RECORDS FOR THIS TASK:
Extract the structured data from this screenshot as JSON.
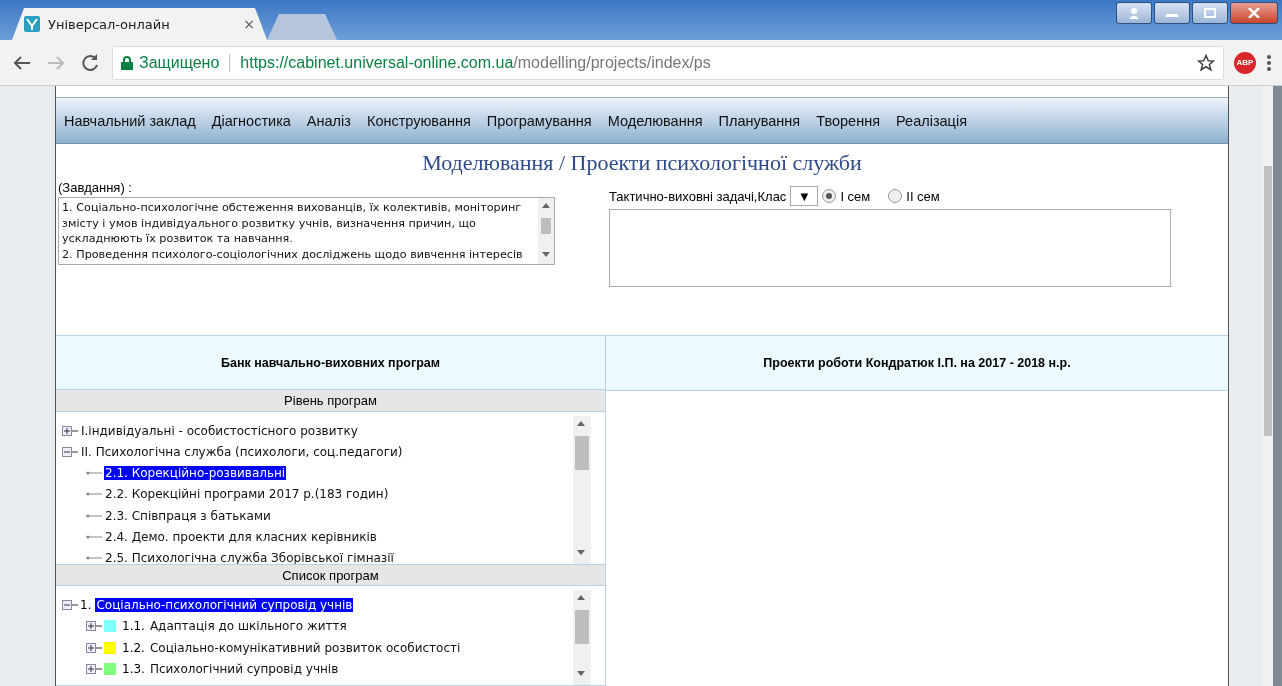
{
  "browser": {
    "tabs": [
      {
        "title": "Універсал-онлайн",
        "close": "×",
        "selected": true
      },
      {
        "selected": false
      }
    ],
    "security": "Защищено",
    "url_host": "https://cabinet.universal-online.com.ua",
    "url_path": "/modelling/projects/index/ps",
    "extension_badge": "ABP"
  },
  "nav": {
    "items": [
      "Навчальний заклад",
      "Діагностика",
      "Аналіз",
      "Конструювання",
      "Програмування",
      "Моделювання",
      "Планування",
      "Творення",
      "Реалізація"
    ]
  },
  "page_title": "Моделювання / Проекти психологічної служби",
  "tasks": {
    "label": "(Завдання) :",
    "lines": [
      "1. Соціально-психологічне обстеження вихованців, їх колективів, моніторинг змісту і умов індивідуального розвитку учнів, визначення причин, що ускладнюють їх розвиток та навчання.",
      "2. Проведення психолого-соціологічних досліджень щодо вивчення інтересів"
    ]
  },
  "goals": {
    "label": "Тактично-виховні задачі,Клас",
    "dropdown": "▼",
    "radios": [
      {
        "label": "I сем",
        "selected": true
      },
      {
        "label": "II сем",
        "selected": false
      }
    ]
  },
  "left_panel": {
    "title": "Банк навчально-виховних програм",
    "levels": {
      "title": "Рівень програм",
      "tree": [
        {
          "label": "I.індивідуальні - особистостісного розвитку",
          "expanded": false,
          "selected": false
        },
        {
          "label": "II. Психологічна служба (психологи, соц.педагоги)",
          "expanded": true,
          "selected": false,
          "children": [
            {
              "label": "2.1. Корекційно-розвивальні",
              "selected": true
            },
            {
              "label": "2.2. Корекційні програми 2017 р.(183 годин)",
              "selected": false
            },
            {
              "label": "2.3. Співпраця з батьками",
              "selected": false
            },
            {
              "label": "2.4. Демо. проекти для класних керівників",
              "selected": false
            },
            {
              "label": "2.5. Психологічна служба Зборівської гімназії",
              "selected": false
            }
          ]
        }
      ]
    },
    "list": {
      "title": "Список програм",
      "tree": [
        {
          "number": "1.",
          "label": "Соціально-психологічний супровід учнів",
          "expanded": true,
          "selected": true,
          "children": [
            {
              "number": "1.1.",
              "label": "Адаптація до шкільного життя",
              "expanded": false,
              "selected": false,
              "color": "#80ffff"
            },
            {
              "number": "1.2.",
              "label": "Соціально-комунікативний розвиток особистості",
              "expanded": false,
              "selected": false,
              "color": "#ffff00"
            },
            {
              "number": "1.3.",
              "label": "Психологічний супровід учнів",
              "expanded": false,
              "selected": false,
              "color": "#80ff80"
            }
          ]
        }
      ]
    }
  },
  "right_panel": {
    "title": "Проекти роботи Кондратюк І.П. на 2017 - 2018 н.р."
  }
}
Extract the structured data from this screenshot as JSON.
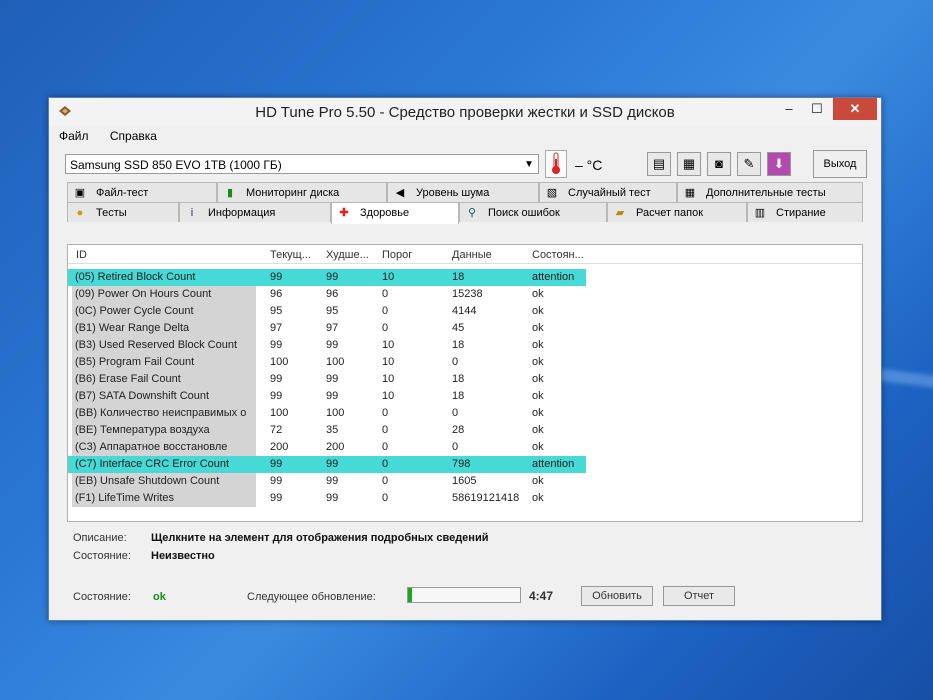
{
  "window": {
    "title": "HD Tune Pro 5.50 - Средство проверки жестки и SSD дисков",
    "minimize": "–",
    "maximize": "☐",
    "close": "✕"
  },
  "menu": [
    "Файл",
    "Справка"
  ],
  "toolbar": {
    "drive": "Samsung SSD 850 EVO 1TB (1000 ГБ)",
    "temperature": "– °C",
    "exit": "Выход"
  },
  "tabs_top": [
    "Файл-тест",
    "Мониторинг диска",
    "Уровень шума",
    "Случайный тест",
    "Дополнительные тесты"
  ],
  "tabs_bottom": [
    "Тесты",
    "Информация",
    "Здоровье",
    "Поиск ошибок",
    "Расчет папок",
    "Стирание"
  ],
  "table": {
    "columns": [
      "ID",
      "Текущ...",
      "Худше...",
      "Порог",
      "Данные",
      "Состоян..."
    ],
    "rows": [
      {
        "id": "(05) Retired Block Count",
        "cur": "99",
        "worst": "99",
        "thr": "10",
        "data": "18",
        "status": "attention"
      },
      {
        "id": "(09) Power On Hours Count",
        "cur": "96",
        "worst": "96",
        "thr": "0",
        "data": "15238",
        "status": "ok"
      },
      {
        "id": "(0C) Power Cycle Count",
        "cur": "95",
        "worst": "95",
        "thr": "0",
        "data": "4144",
        "status": "ok"
      },
      {
        "id": "(B1) Wear Range Delta",
        "cur": "97",
        "worst": "97",
        "thr": "0",
        "data": "45",
        "status": "ok"
      },
      {
        "id": "(B3) Used Reserved Block Count",
        "cur": "99",
        "worst": "99",
        "thr": "10",
        "data": "18",
        "status": "ok"
      },
      {
        "id": "(B5) Program Fail Count",
        "cur": "100",
        "worst": "100",
        "thr": "10",
        "data": "0",
        "status": "ok"
      },
      {
        "id": "(B6) Erase Fail Count",
        "cur": "99",
        "worst": "99",
        "thr": "10",
        "data": "18",
        "status": "ok"
      },
      {
        "id": "(B7) SATA Downshift Count",
        "cur": "99",
        "worst": "99",
        "thr": "10",
        "data": "18",
        "status": "ok"
      },
      {
        "id": "(BB) Количество неисправимых о",
        "cur": "100",
        "worst": "100",
        "thr": "0",
        "data": "0",
        "status": "ok"
      },
      {
        "id": "(BE) Температура воздуха",
        "cur": "72",
        "worst": "35",
        "thr": "0",
        "data": "28",
        "status": "ok"
      },
      {
        "id": "(C3) Аппаратное восстановле",
        "cur": "200",
        "worst": "200",
        "thr": "0",
        "data": "0",
        "status": "ok"
      },
      {
        "id": "(C7) Interface CRC Error Count",
        "cur": "99",
        "worst": "99",
        "thr": "0",
        "data": "798",
        "status": "attention"
      },
      {
        "id": "(EB) Unsafe Shutdown Count",
        "cur": "99",
        "worst": "99",
        "thr": "0",
        "data": "1605",
        "status": "ok"
      },
      {
        "id": "(F1) LifeTime Writes",
        "cur": "99",
        "worst": "99",
        "thr": "0",
        "data": "58619121418",
        "status": "ok"
      }
    ]
  },
  "info": {
    "description_label": "Описание:",
    "description_value": "Щелкните на элемент для отображения подробных сведений",
    "state_label": "Состояние:",
    "state_value": "Неизвестно"
  },
  "status": {
    "label": "Состояние:",
    "value": "ok",
    "next_update_label": "Следующее обновление:",
    "progress": 0.04,
    "time": "4:47",
    "refresh": "Обновить",
    "report": "Отчет"
  },
  "colors": {
    "attention": "#47d9d6",
    "ok": "#1a8a1a",
    "close": "#c94a3a"
  }
}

PROBLEM REQUIREMENTS:
Count up the lines in the listing that hold the word "учнів", and give that number only.

RESPONSE TO THIS TASK:
3